What to work on
For each line in the data below that holds "content", return a copy.

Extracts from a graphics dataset
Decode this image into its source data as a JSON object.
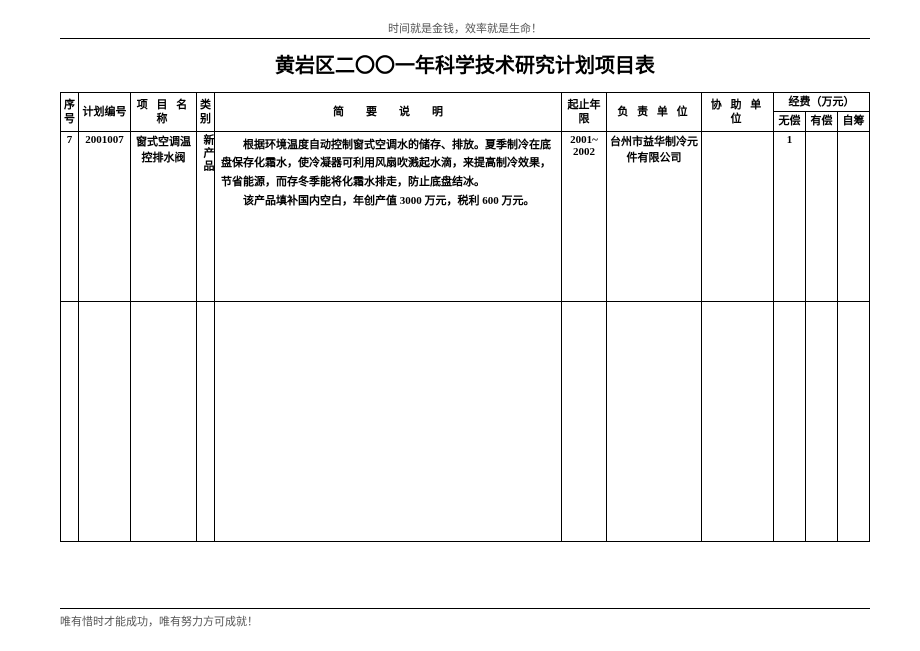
{
  "header_note": "时间就是金钱，效率就是生命！",
  "title": "黄岩区二〇〇一年科学技术研究计划项目表",
  "columns": {
    "seq": "序号",
    "plan_no": "计划编号",
    "proj_name": "项 目 名 称",
    "category": "类别",
    "desc": "简　　要　　说　　明",
    "year": "起止年限",
    "unit": "负 责 单 位",
    "help_unit": "协 助 单 位",
    "funds_group": "经费（万元）",
    "fund_free": "无偿",
    "fund_paid": "有偿",
    "fund_self": "自筹"
  },
  "row": {
    "seq": "7",
    "plan_no": "2001007",
    "proj_name": "窗式空调温控排水阀",
    "category": "新产品",
    "desc_p1": "根据环境温度自动控制窗式空调水的储存、排放。夏季制冷在底盘保存化霜水，使冷凝器可利用风扇吹溅起水滴，来提高制冷效果，节省能源，而存冬季能将化霜水排走，防止底盘结冰。",
    "desc_p2": "该产品填补国内空白，年创产值 3000 万元，税利 600 万元。",
    "year": "2001~ 2002",
    "unit": "台州市益华制冷元件有限公司",
    "help_unit": "",
    "fund_free": "1",
    "fund_paid": "",
    "fund_self": ""
  },
  "footer_note": "唯有惜时才能成功，唯有努力方可成就！"
}
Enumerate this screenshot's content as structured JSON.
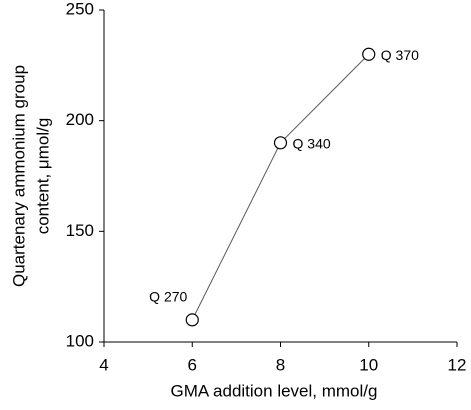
{
  "chart_data": {
    "type": "line",
    "xlabel": "GMA addition level, mmol/g",
    "ylabel": [
      "Quartenary ammonium group",
      "content, μmol/g"
    ],
    "x": [
      6,
      8,
      10
    ],
    "series": [
      {
        "values": [
          110,
          190,
          230
        ],
        "color": "#595959"
      }
    ],
    "point_labels": [
      "Q 270",
      "Q 340",
      "Q 370"
    ],
    "xlim": [
      4,
      12
    ],
    "xticks": [
      4,
      6,
      8,
      10,
      12
    ],
    "ylim": [
      100,
      250
    ],
    "yticks": [
      100,
      150,
      200,
      250
    ]
  }
}
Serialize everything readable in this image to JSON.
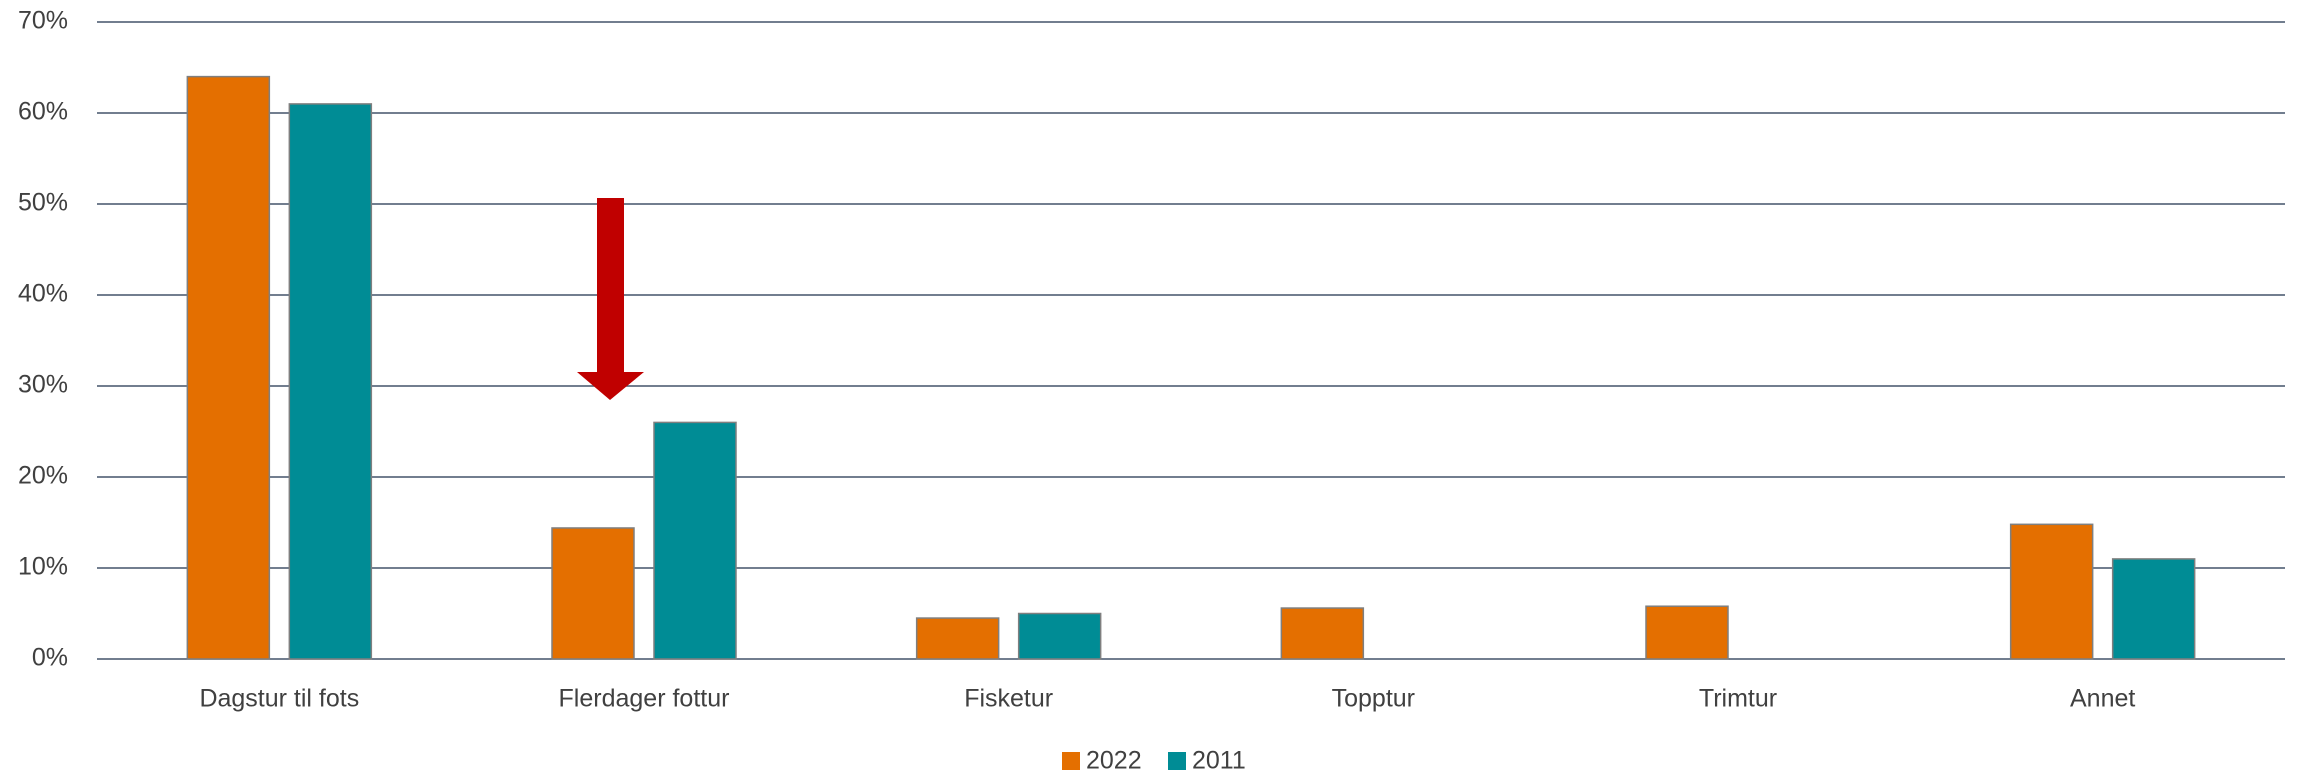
{
  "chart_data": {
    "type": "bar",
    "categories": [
      "Dagstur til fots",
      "Flerdager fottur",
      "Fisketur",
      "Topptur",
      "Trimtur",
      "Annet"
    ],
    "series": [
      {
        "name": "2022",
        "color": "#e46f00",
        "values": [
          64,
          14.4,
          4.5,
          5.6,
          5.8,
          14.8
        ]
      },
      {
        "name": "2011",
        "color": "#008c95",
        "values": [
          61,
          26,
          5,
          null,
          null,
          11
        ]
      }
    ],
    "ylim": [
      0,
      70
    ],
    "yticks": [
      {
        "value": 0,
        "label": "0%"
      },
      {
        "value": 10,
        "label": "10%"
      },
      {
        "value": 20,
        "label": "20%"
      },
      {
        "value": 30,
        "label": "30%"
      },
      {
        "value": 40,
        "label": "40%"
      },
      {
        "value": 50,
        "label": "50%"
      },
      {
        "value": 60,
        "label": "60%"
      },
      {
        "value": 70,
        "label": "70%"
      }
    ],
    "grid": true,
    "legend": "bottom"
  }
}
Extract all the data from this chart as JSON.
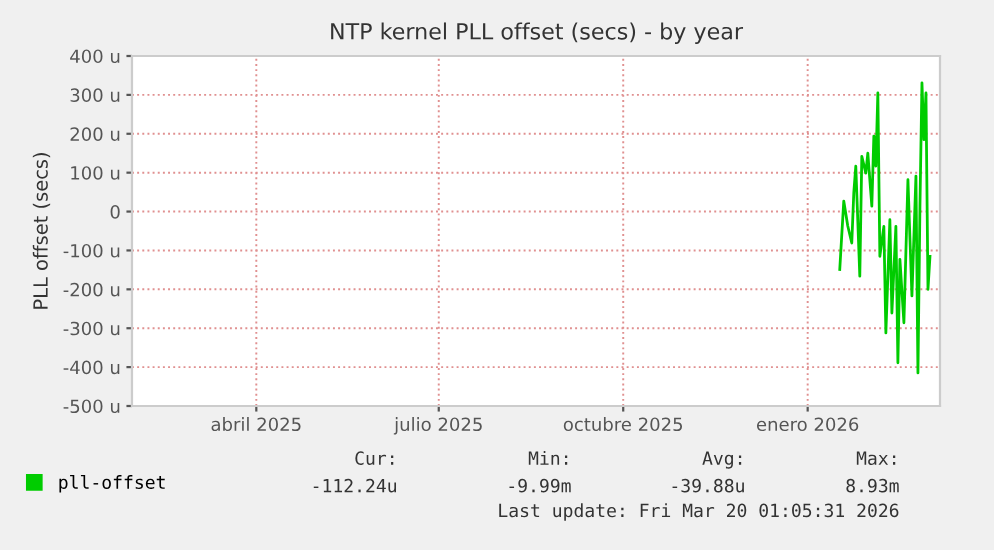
{
  "chart_data": {
    "type": "line",
    "title": "NTP kernel PLL offset (secs) - by year",
    "ylabel": "PLL offset (secs)",
    "x": [
      "2026-01-17",
      "2026-01-19",
      "2026-01-21",
      "2026-01-23",
      "2026-01-24",
      "2026-01-25",
      "2026-01-27",
      "2026-01-28",
      "2026-01-30",
      "2026-01-31",
      "2026-02-02",
      "2026-02-03",
      "2026-02-04",
      "2026-02-05",
      "2026-02-06",
      "2026-02-08",
      "2026-02-09",
      "2026-02-11",
      "2026-02-12",
      "2026-02-14",
      "2026-02-15",
      "2026-02-16",
      "2026-02-18",
      "2026-02-20",
      "2026-02-22",
      "2026-02-24",
      "2026-02-25",
      "2026-02-26",
      "2026-02-27",
      "2026-02-28",
      "2026-03-01",
      "2026-03-02",
      "2026-03-03"
    ],
    "series": [
      {
        "name": "pll-offset",
        "color": "#00cc00",
        "values": [
          -149,
          27,
          -37,
          -81,
          48,
          117,
          -166,
          142,
          99,
          150,
          14,
          194,
          117,
          305,
          -115,
          -38,
          -312,
          -21,
          -261,
          -38,
          -389,
          -123,
          -286,
          82,
          -217,
          91,
          -415,
          14,
          331,
          185,
          305,
          -200,
          -115
        ]
      }
    ],
    "xlim": [
      "2025-01-29",
      "2026-03-08"
    ],
    "xticks": [
      {
        "value": "2025-04-01",
        "label": "abril 2025"
      },
      {
        "value": "2025-07-01",
        "label": "julio 2025"
      },
      {
        "value": "2025-10-01",
        "label": "octubre 2025"
      },
      {
        "value": "2026-01-01",
        "label": "enero 2026"
      }
    ],
    "ylim": [
      -500,
      400
    ],
    "yticks": [
      {
        "value": -500,
        "label": "-500 u"
      },
      {
        "value": -400,
        "label": "-400 u"
      },
      {
        "value": -300,
        "label": "-300 u"
      },
      {
        "value": -200,
        "label": "-200 u"
      },
      {
        "value": -100,
        "label": "-100 u"
      },
      0,
      {
        "value": 100,
        "label": "100 u"
      },
      {
        "value": 200,
        "label": "200 u"
      },
      {
        "value": 300,
        "label": "300 u"
      },
      {
        "value": 400,
        "label": "400 u"
      }
    ],
    "grid": true,
    "legend": "bottom left",
    "marker": "none",
    "line_style": "solid",
    "annotations": [
      "Cur:",
      "Min:",
      "Avg:",
      "Max:",
      "-112.24u",
      "-9.99m",
      "-39.88u",
      "8.93m",
      "Last update: Fri Mar 20 01:05:31 2026"
    ]
  }
}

Written answer
Enumerate this screenshot's content as structured JSON.
      "content, μmol/g"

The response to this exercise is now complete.